Work instructions: Would you transcribe the data word for word?

Page text entries:

= = = = = = =

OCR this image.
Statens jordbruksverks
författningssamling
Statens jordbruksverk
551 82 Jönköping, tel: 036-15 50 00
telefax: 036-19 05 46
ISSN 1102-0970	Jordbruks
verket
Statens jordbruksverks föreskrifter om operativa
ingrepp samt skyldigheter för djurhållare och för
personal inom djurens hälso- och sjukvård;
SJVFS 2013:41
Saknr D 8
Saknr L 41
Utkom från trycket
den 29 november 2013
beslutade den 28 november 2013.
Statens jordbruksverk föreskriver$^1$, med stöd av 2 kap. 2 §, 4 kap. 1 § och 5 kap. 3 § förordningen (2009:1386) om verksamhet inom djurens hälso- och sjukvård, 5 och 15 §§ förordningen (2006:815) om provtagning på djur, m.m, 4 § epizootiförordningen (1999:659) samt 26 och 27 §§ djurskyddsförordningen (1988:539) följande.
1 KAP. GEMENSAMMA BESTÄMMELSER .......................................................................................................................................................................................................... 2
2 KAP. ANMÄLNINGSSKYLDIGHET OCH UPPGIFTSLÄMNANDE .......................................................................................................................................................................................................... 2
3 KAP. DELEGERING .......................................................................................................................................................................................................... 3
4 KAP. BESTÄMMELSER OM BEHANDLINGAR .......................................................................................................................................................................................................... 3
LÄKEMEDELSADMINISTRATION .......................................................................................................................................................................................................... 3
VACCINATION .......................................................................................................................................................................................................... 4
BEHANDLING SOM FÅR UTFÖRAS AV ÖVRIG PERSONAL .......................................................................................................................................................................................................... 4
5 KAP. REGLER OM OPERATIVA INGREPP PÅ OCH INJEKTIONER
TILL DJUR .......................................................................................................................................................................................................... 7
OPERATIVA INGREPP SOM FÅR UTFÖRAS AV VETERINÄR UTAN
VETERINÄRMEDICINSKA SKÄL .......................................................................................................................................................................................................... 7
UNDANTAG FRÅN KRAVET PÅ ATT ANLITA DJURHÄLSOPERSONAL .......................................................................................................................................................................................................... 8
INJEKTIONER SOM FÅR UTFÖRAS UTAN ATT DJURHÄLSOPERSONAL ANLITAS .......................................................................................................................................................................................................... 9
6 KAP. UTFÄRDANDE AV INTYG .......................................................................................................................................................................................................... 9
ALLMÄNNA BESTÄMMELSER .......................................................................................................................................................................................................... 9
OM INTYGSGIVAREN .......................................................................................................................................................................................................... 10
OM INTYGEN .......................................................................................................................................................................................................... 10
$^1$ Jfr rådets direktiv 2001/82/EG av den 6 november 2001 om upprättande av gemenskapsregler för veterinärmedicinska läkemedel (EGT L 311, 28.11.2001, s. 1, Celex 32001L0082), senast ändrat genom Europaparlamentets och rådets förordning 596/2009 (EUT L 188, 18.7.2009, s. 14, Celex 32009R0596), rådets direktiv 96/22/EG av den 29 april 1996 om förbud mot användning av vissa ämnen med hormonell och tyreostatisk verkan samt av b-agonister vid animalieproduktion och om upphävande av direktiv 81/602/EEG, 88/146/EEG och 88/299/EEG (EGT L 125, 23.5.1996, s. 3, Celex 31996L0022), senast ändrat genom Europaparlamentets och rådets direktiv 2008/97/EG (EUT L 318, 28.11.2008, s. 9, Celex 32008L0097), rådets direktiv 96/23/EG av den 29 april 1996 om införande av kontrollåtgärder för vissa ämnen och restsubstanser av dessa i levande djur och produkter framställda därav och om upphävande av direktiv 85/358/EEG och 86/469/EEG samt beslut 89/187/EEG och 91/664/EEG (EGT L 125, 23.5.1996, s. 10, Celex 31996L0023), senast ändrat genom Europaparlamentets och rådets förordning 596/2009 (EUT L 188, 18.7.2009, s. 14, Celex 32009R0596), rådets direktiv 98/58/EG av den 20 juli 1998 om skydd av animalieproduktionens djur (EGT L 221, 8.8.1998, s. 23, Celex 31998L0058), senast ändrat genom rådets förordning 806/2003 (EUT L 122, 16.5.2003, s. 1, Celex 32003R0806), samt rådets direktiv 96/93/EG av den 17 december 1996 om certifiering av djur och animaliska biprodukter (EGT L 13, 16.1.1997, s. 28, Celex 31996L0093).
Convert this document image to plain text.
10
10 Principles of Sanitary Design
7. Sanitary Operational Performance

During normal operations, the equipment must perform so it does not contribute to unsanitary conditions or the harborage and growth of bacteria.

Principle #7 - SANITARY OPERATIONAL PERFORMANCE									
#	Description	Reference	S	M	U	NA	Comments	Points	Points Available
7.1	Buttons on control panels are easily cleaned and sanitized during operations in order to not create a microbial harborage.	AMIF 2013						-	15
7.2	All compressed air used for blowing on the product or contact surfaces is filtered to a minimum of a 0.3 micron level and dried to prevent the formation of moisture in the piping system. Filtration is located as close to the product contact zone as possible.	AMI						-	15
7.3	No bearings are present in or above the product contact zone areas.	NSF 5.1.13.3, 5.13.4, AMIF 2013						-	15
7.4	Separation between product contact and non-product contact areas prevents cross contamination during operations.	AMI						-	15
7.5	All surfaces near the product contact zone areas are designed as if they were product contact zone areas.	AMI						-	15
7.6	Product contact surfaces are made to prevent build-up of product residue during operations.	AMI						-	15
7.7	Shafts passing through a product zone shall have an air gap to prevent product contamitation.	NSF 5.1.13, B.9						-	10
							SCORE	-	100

= = = = = = =

Finished exercise:
OCR this image.
Statens jordbruksverks
författningssamling
Statens jordbruksverk
551 82 Jönköping, tel: 036-15 50 00
telefax: 036-19 05 46
ISSN 1102-0970	Jordbruks
verket
Statens jordbruksverks föreskrifter om operativa
ingrepp samt skyldigheter för djurhållare och för
personal inom djurens hälso- och sjukvård;
SJVFS 2013:41
Saknr D 8
Saknr L 41
Utkom från trycket
den 29 november 2013
beslutade den 28 november 2013.
Statens jordbruksverk föreskriver$^1$, med stöd av 2 kap. 2 §, 4 kap. 1 § och 5 kap. 3 § förordningen (2009:1386) om verksamhet inom djurens hälso- och sjukvård, 5 och 15 §§ förordningen (2006:815) om provtagning på djur, m.m, 4 § epizootiförordningen (1999:659) samt 26 och 27 §§ djurskyddsförordningen (1988:539) följande.
1 KAP. GEMENSAMMA BESTÄMMELSER .......................................................................................................................................................................................................... 2
2 KAP. ANMÄLNINGSSKYLDIGHET OCH UPPGIFTSLÄMNANDE .......................................................................................................................................................................................................... 2
3 KAP. DELEGERING .......................................................................................................................................................................................................... 3
4 KAP. BESTÄMMELSER OM BEHANDLINGAR .......................................................................................................................................................................................................... 3
LÄKEMEDELSADMINISTRATION .......................................................................................................................................................................................................... 3
VACCINATION .......................................................................................................................................................................................................... 4
BEHANDLING SOM FÅR UTFÖRAS AV ÖVRIG PERSONAL .......................................................................................................................................................................................................... 4
5 KAP. REGLER OM OPERATIVA INGREPP PÅ OCH INJEKTIONER
TILL DJUR .......................................................................................................................................................................................................... 7
OPERATIVA INGREPP SOM FÅR UTFÖRAS AV VETERINÄR UTAN
VETERINÄRMEDICINSKA SKÄL .......................................................................................................................................................................................................... 7
UNDANTAG FRÅN KRAVET PÅ ATT ANLITA DJURHÄLSOPERSONAL .......................................................................................................................................................................................................... 8
INJEKTIONER SOM FÅR UTFÖRAS UTAN ATT DJURHÄLSOPERSONAL ANLITAS .......................................................................................................................................................................................................... 9
6 KAP. UTFÄRDANDE AV INTYG .......................................................................................................................................................................................................... 9
ALLMÄNNA BESTÄMMELSER .......................................................................................................................................................................................................... 9
OM INTYGSGIVAREN .......................................................................................................................................................................................................... 10
OM INTYGEN .......................................................................................................................................................................................................... 10
$^1$ Jfr rådets direktiv 2001/82/EG av den 6 november 2001 om upprättande av gemenskapsregler för veterinärmedicinska läkemedel (EGT L 311, 28.11.2001, s. 1, Celex 32001L0082), senast ändrat genom Europaparlamentets och rådets förordning 596/2009 (EUT L 188, 18.7.2009, s. 14, Celex 32009R0596), rådets direktiv 96/22/EG av den 29 april 1996 om förbud mot användning av vissa ämnen med hormonell och tyreostatisk verkan samt av b-agonister vid animalieproduktion och om upphävande av direktiv 81/602/EEG, 88/146/EEG och 88/299/EEG (EGT L 125, 23.5.1996, s. 3, Celex 31996L0022), senast ändrat genom Europaparlamentets och rådets direktiv 2008/97/EG (EUT L 318, 28.11.2008, s. 9, Celex 32008L0097), rådets direktiv 96/23/EG av den 29 april 1996 om införande av kontrollåtgärder för vissa ämnen och restsubstanser av dessa i levande djur och produkter framställda därav och om upphävande av direktiv 85/358/EEG och 86/469/EEG samt beslut 89/187/EEG och 91/664/EEG (EGT L 125, 23.5.1996, s. 10, Celex 31996L0023), senast ändrat genom Europaparlamentets och rådets förordning 596/2009 (EUT L 188, 18.7.2009, s. 14, Celex 32009R0596), rådets direktiv 98/58/EG av den 20 juli 1998 om skydd av animalieproduktionens djur (EGT L 221, 8.8.1998, s. 23, Celex 31998L0058), senast ändrat genom rådets förordning 806/2003 (EUT L 122, 16.5.2003, s. 1, Celex 32003R0806), samt rådets direktiv 96/93/EG av den 17 december 1996 om certifiering av djur och animaliska biprodukter (EGT L 13, 16.1.1997, s. 28, Celex 31996L0093).
Convert this document image to plain text.
10
10 Principles of Sanitary Design
7. Sanitary Operational Performance

During normal operations, the equipment must perform so it does not contribute to unsanitary conditions or the harborage and growth of bacteria.

Principle #7 - SANITARY OPERATIONAL PERFORMANCE									
#	Description	Reference	S	M	U	NA	Comments	Points	Points Available
7.1	Buttons on control panels are easily cleaned and sanitized during operations in order to not create a microbial harborage.	AMIF 2013						-	15
7.2	All compressed air used for blowing on the product or contact surfaces is filtered to a minimum of a 0.3 micron level and dried to prevent the formation of moisture in the piping system. Filtration is located as close to the product contact zone as possible.	AMI						-	15
7.3	No bearings are present in or above the product contact zone areas.	NSF 5.1.13.3, 5.13.4, AMIF 2013						-	15
7.4	Separation between product contact and non-product contact areas prevents cross contamination during operations.	AMI						-	15
7.5	All surfaces near the product contact zone areas are designed as if they were product contact zone areas.	AMI						-	15
7.6	Product contact surfaces are made to prevent build-up of product residue during operations.	AMI						-	15
7.7	Shafts passing through a product zone shall have an air gap to prevent product contamitation.	NSF 5.1.13, B.9						-	10
							SCORE	-	100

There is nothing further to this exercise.